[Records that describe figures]
########
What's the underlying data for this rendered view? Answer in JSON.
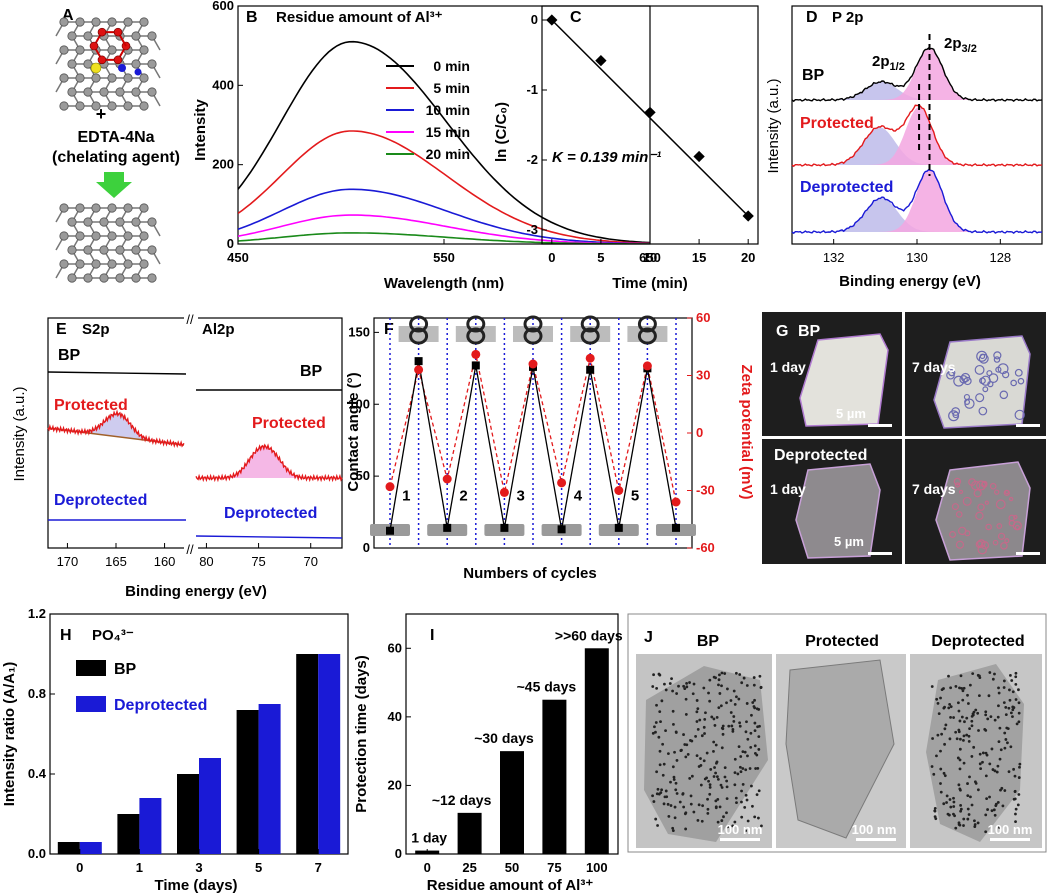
{
  "panels": {
    "A": "A",
    "B": "B",
    "C": "C",
    "D": "D",
    "E": "E",
    "F": "F",
    "G": "G",
    "H": "H",
    "I": "I",
    "J": "J"
  },
  "panel_a": {
    "plus": "+",
    "line1": "EDTA-4Na",
    "line2": "(chelating agent)"
  },
  "panel_d": {
    "peak_label_a": "2p",
    "peak_sub_a": "1/2",
    "peak_label_b": "2p",
    "peak_sub_b": "3/2",
    "title": "P 2p"
  },
  "panel_e": {
    "s_title": "S2p",
    "al_title": "Al2p",
    "break": "//"
  },
  "panel_g": {
    "bp": "BP",
    "deprotected": "Deprotected",
    "day1": "1 day",
    "day7": "7 days",
    "scale": "5 µm"
  },
  "panel_j": {
    "titles": [
      "BP",
      "Protected",
      "Deprotected"
    ],
    "scale": "100 nm"
  },
  "colors": {
    "black": "#000000",
    "red": "#e31a1c",
    "blue": "#1a1ad6",
    "magenta": "#ff00ff",
    "green": "#1a8a1a",
    "pink_fill": "#f3a6e0",
    "violet_fill": "#b9b6e8",
    "green_arrow": "#3dd13d"
  },
  "chart_data": [
    {
      "id": "B",
      "type": "line",
      "title": "Residue amount of Al³⁺",
      "xlabel": "Wavelength (nm)",
      "ylabel": "Intensity",
      "xlim": [
        450,
        650
      ],
      "ylim": [
        0,
        600
      ],
      "xticks": [
        450,
        550,
        650
      ],
      "yticks": [
        0,
        200,
        400,
        600
      ],
      "peak_nm": 505,
      "series": [
        {
          "name": "0 min",
          "peak": 510,
          "color": "#000000"
        },
        {
          "name": "5 min",
          "peak": 285,
          "color": "#e31a1c"
        },
        {
          "name": "10 min",
          "peak": 138,
          "color": "#1a1ad6"
        },
        {
          "name": "15 min",
          "peak": 73,
          "color": "#ff00ff"
        },
        {
          "name": "20 min",
          "peak": 28,
          "color": "#1a8a1a"
        }
      ]
    },
    {
      "id": "C",
      "type": "scatter",
      "xlabel": "Time (min)",
      "ylabel": "ln (C/C₀)",
      "xlim": [
        -1,
        21
      ],
      "ylim": [
        -3.2,
        0.2
      ],
      "xticks": [
        0,
        5,
        10,
        15,
        20
      ],
      "yticks": [
        0,
        -1,
        -2,
        -3
      ],
      "x": [
        0,
        5,
        10,
        15,
        20
      ],
      "y": [
        0,
        -0.58,
        -1.32,
        -1.95,
        -2.8
      ],
      "annotation": "K = 0.139 min⁻¹"
    },
    {
      "id": "D",
      "type": "line",
      "title": "P 2p",
      "xlabel": "Binding energy (eV)",
      "ylabel": "Intensity (a.u.)",
      "xlim": [
        133,
        127
      ],
      "xticks": [
        132,
        130,
        128
      ],
      "series": [
        {
          "name": "BP",
          "color": "#000000"
        },
        {
          "name": "Protected",
          "color": "#e31a1c"
        },
        {
          "name": "Deprotected",
          "color": "#1a1ad6"
        }
      ]
    },
    {
      "id": "E",
      "type": "line",
      "xlabel": "Binding energy (eV)",
      "ylabel": "Intensity (a.u.)",
      "xticks_s": [
        170,
        165,
        160
      ],
      "xticks_al": [
        80,
        75,
        70
      ],
      "series": [
        {
          "name": "BP",
          "color": "#000000"
        },
        {
          "name": "Protected",
          "color": "#e31a1c"
        },
        {
          "name": "Deprotected",
          "color": "#1a1ad6"
        }
      ]
    },
    {
      "id": "F",
      "type": "line",
      "xlabel": "Numbers of cycles",
      "ylabel": "Contact angle (°)",
      "y2label": "Zeta potential (mV)",
      "ylim": [
        0,
        160
      ],
      "yticks": [
        0,
        50,
        100,
        150
      ],
      "y2lim": [
        -60,
        60
      ],
      "y2ticks": [
        -60,
        -30,
        0,
        30,
        60
      ],
      "cycle_labels": [
        "1",
        "2",
        "3",
        "4",
        "5"
      ],
      "contact_angle": [
        12,
        130,
        14,
        127,
        14,
        126,
        13,
        124,
        14,
        125,
        14
      ],
      "zeta": [
        -28,
        33,
        -24,
        41,
        -31,
        36,
        -26,
        39,
        -30,
        35,
        -36
      ]
    },
    {
      "id": "H",
      "type": "bar",
      "title": "PO₄³⁻",
      "xlabel": "Time (days)",
      "ylabel": "Intensity ratio (A/A₁)",
      "categories": [
        "0",
        "1",
        "3",
        "5",
        "7"
      ],
      "ylim": [
        0,
        1.2
      ],
      "yticks": [
        0.0,
        0.4,
        0.8,
        1.2
      ],
      "series": [
        {
          "name": "BP",
          "values": [
            0.06,
            0.2,
            0.4,
            0.72,
            1.0
          ],
          "color": "#000000"
        },
        {
          "name": "Deprotected",
          "values": [
            0.06,
            0.28,
            0.48,
            0.75,
            1.0
          ],
          "color": "#1a1ad6"
        }
      ]
    },
    {
      "id": "I",
      "type": "bar",
      "xlabel": "Residue  amount of Al³⁺",
      "ylabel": "Protection time (days)",
      "categories": [
        "0",
        "25",
        "50",
        "75",
        "100"
      ],
      "values": [
        1,
        12,
        30,
        45,
        60
      ],
      "ylim": [
        0,
        70
      ],
      "yticks": [
        0,
        20,
        40,
        60
      ],
      "labels": [
        "1 day",
        "~12 days",
        "~30 days",
        "~45 days",
        ">>60 days"
      ]
    }
  ]
}
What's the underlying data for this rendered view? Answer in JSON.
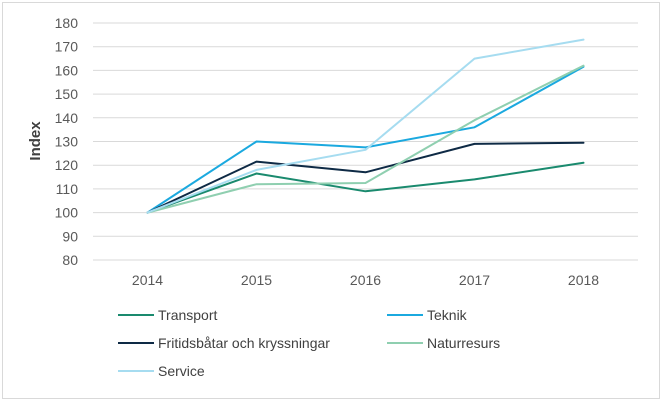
{
  "chart_data": {
    "type": "line",
    "categories": [
      "2014",
      "2015",
      "2016",
      "2017",
      "2018"
    ],
    "ylabel": "Index",
    "ylim": [
      80,
      180
    ],
    "yticks": [
      80,
      90,
      100,
      110,
      120,
      130,
      140,
      150,
      160,
      170,
      180
    ],
    "grid": true,
    "legend_position": "bottom",
    "series": [
      {
        "name": "Transport",
        "color": "#1a8a6e",
        "values": [
          100,
          116.5,
          109,
          114,
          121
        ]
      },
      {
        "name": "Teknik",
        "color": "#1ba9df",
        "values": [
          100,
          130,
          127.5,
          136,
          161.5
        ]
      },
      {
        "name": "Fritidsbåtar och kryssningar",
        "color": "#0e2a45",
        "values": [
          100,
          121.5,
          117,
          129,
          129.5
        ]
      },
      {
        "name": "Naturresurs",
        "color": "#8fcfb0",
        "values": [
          100,
          112,
          112.5,
          139,
          162
        ]
      },
      {
        "name": "Service",
        "color": "#a6dcf0",
        "values": [
          100,
          118,
          126.5,
          165,
          173
        ]
      }
    ]
  }
}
########
**Exercise task**
Omit every picture while copying the listing above exactly.

**Task answer**
What's the underlying data for this rendered view? Answer in JSON.
{
  "panels": {
    "A": "A",
    "B": "B",
    "C": "C",
    "D": "D",
    "E": "E",
    "F": "F",
    "G": "G",
    "H": "H",
    "I": "I",
    "J": "J"
  },
  "panel_a": {
    "plus": "+",
    "line1": "EDTA-4Na",
    "line2": "(chelating agent)"
  },
  "panel_d": {
    "peak_label_a": "2p",
    "peak_sub_a": "1/2",
    "peak_label_b": "2p",
    "peak_sub_b": "3/2",
    "title": "P 2p"
  },
  "panel_e": {
    "s_title": "S2p",
    "al_title": "Al2p",
    "break": "//"
  },
  "panel_g": {
    "bp": "BP",
    "deprotected": "Deprotected",
    "day1": "1 day",
    "day7": "7 days",
    "scale": "5 µm"
  },
  "panel_j": {
    "titles": [
      "BP",
      "Protected",
      "Deprotected"
    ],
    "scale": "100 nm"
  },
  "colors": {
    "black": "#000000",
    "red": "#e31a1c",
    "blue": "#1a1ad6",
    "magenta": "#ff00ff",
    "green": "#1a8a1a",
    "pink_fill": "#f3a6e0",
    "violet_fill": "#b9b6e8",
    "green_arrow": "#3dd13d"
  },
  "chart_data": [
    {
      "id": "B",
      "type": "line",
      "title": "Residue amount of Al³⁺",
      "xlabel": "Wavelength (nm)",
      "ylabel": "Intensity",
      "xlim": [
        450,
        650
      ],
      "ylim": [
        0,
        600
      ],
      "xticks": [
        450,
        550,
        650
      ],
      "yticks": [
        0,
        200,
        400,
        600
      ],
      "peak_nm": 505,
      "series": [
        {
          "name": "0 min",
          "peak": 510,
          "color": "#000000"
        },
        {
          "name": "5 min",
          "peak": 285,
          "color": "#e31a1c"
        },
        {
          "name": "10 min",
          "peak": 138,
          "color": "#1a1ad6"
        },
        {
          "name": "15 min",
          "peak": 73,
          "color": "#ff00ff"
        },
        {
          "name": "20 min",
          "peak": 28,
          "color": "#1a8a1a"
        }
      ]
    },
    {
      "id": "C",
      "type": "scatter",
      "xlabel": "Time (min)",
      "ylabel": "ln (C/C₀)",
      "xlim": [
        -1,
        21
      ],
      "ylim": [
        -3.2,
        0.2
      ],
      "xticks": [
        0,
        5,
        10,
        15,
        20
      ],
      "yticks": [
        0,
        -1,
        -2,
        -3
      ],
      "x": [
        0,
        5,
        10,
        15,
        20
      ],
      "y": [
        0,
        -0.58,
        -1.32,
        -1.95,
        -2.8
      ],
      "annotation": "K = 0.139 min⁻¹"
    },
    {
      "id": "D",
      "type": "line",
      "title": "P 2p",
      "xlabel": "Binding energy (eV)",
      "ylabel": "Intensity (a.u.)",
      "xlim": [
        133,
        127
      ],
      "xticks": [
        132,
        130,
        128
      ],
      "series": [
        {
          "name": "BP",
          "color": "#000000"
        },
        {
          "name": "Protected",
          "color": "#e31a1c"
        },
        {
          "name": "Deprotected",
          "color": "#1a1ad6"
        }
      ]
    },
    {
      "id": "E",
      "type": "line",
      "xlabel": "Binding energy (eV)",
      "ylabel": "Intensity (a.u.)",
      "xticks_s": [
        170,
        165,
        160
      ],
      "xticks_al": [
        80,
        75,
        70
      ],
      "series": [
        {
          "name": "BP",
          "color": "#000000"
        },
        {
          "name": "Protected",
          "color": "#e31a1c"
        },
        {
          "name": "Deprotected",
          "color": "#1a1ad6"
        }
      ]
    },
    {
      "id": "F",
      "type": "line",
      "xlabel": "Numbers of cycles",
      "ylabel": "Contact angle (°)",
      "y2label": "Zeta potential (mV)",
      "ylim": [
        0,
        160
      ],
      "yticks": [
        0,
        50,
        100,
        150
      ],
      "y2lim": [
        -60,
        60
      ],
      "y2ticks": [
        -60,
        -30,
        0,
        30,
        60
      ],
      "cycle_labels": [
        "1",
        "2",
        "3",
        "4",
        "5"
      ],
      "contact_angle": [
        12,
        130,
        14,
        127,
        14,
        126,
        13,
        124,
        14,
        125,
        14
      ],
      "zeta": [
        -28,
        33,
        -24,
        41,
        -31,
        36,
        -26,
        39,
        -30,
        35,
        -36
      ]
    },
    {
      "id": "H",
      "type": "bar",
      "title": "PO₄³⁻",
      "xlabel": "Time (days)",
      "ylabel": "Intensity ratio (A/A₁)",
      "categories": [
        "0",
        "1",
        "3",
        "5",
        "7"
      ],
      "ylim": [
        0,
        1.2
      ],
      "yticks": [
        0.0,
        0.4,
        0.8,
        1.2
      ],
      "series": [
        {
          "name": "BP",
          "values": [
            0.06,
            0.2,
            0.4,
            0.72,
            1.0
          ],
          "color": "#000000"
        },
        {
          "name": "Deprotected",
          "values": [
            0.06,
            0.28,
            0.48,
            0.75,
            1.0
          ],
          "color": "#1a1ad6"
        }
      ]
    },
    {
      "id": "I",
      "type": "bar",
      "xlabel": "Residue  amount of Al³⁺",
      "ylabel": "Protection time (days)",
      "categories": [
        "0",
        "25",
        "50",
        "75",
        "100"
      ],
      "values": [
        1,
        12,
        30,
        45,
        60
      ],
      "ylim": [
        0,
        70
      ],
      "yticks": [
        0,
        20,
        40,
        60
      ],
      "labels": [
        "1 day",
        "~12 days",
        "~30 days",
        "~45 days",
        ">>60 days"
      ]
    }
  ]
}
What's the underlying data for this rendered view? Answer in JSON.
{
  "chart_data": {
    "type": "line",
    "categories": [
      "2014",
      "2015",
      "2016",
      "2017",
      "2018"
    ],
    "ylabel": "Index",
    "ylim": [
      80,
      180
    ],
    "yticks": [
      80,
      90,
      100,
      110,
      120,
      130,
      140,
      150,
      160,
      170,
      180
    ],
    "grid": true,
    "legend_position": "bottom",
    "series": [
      {
        "name": "Transport",
        "color": "#1a8a6e",
        "values": [
          100,
          116.5,
          109,
          114,
          121
        ]
      },
      {
        "name": "Teknik",
        "color": "#1ba9df",
        "values": [
          100,
          130,
          127.5,
          136,
          161.5
        ]
      },
      {
        "name": "Fritidsbåtar och kryssningar",
        "color": "#0e2a45",
        "values": [
          100,
          121.5,
          117,
          129,
          129.5
        ]
      },
      {
        "name": "Naturresurs",
        "color": "#8fcfb0",
        "values": [
          100,
          112,
          112.5,
          139,
          162
        ]
      },
      {
        "name": "Service",
        "color": "#a6dcf0",
        "values": [
          100,
          118,
          126.5,
          165,
          173
        ]
      }
    ]
  }
}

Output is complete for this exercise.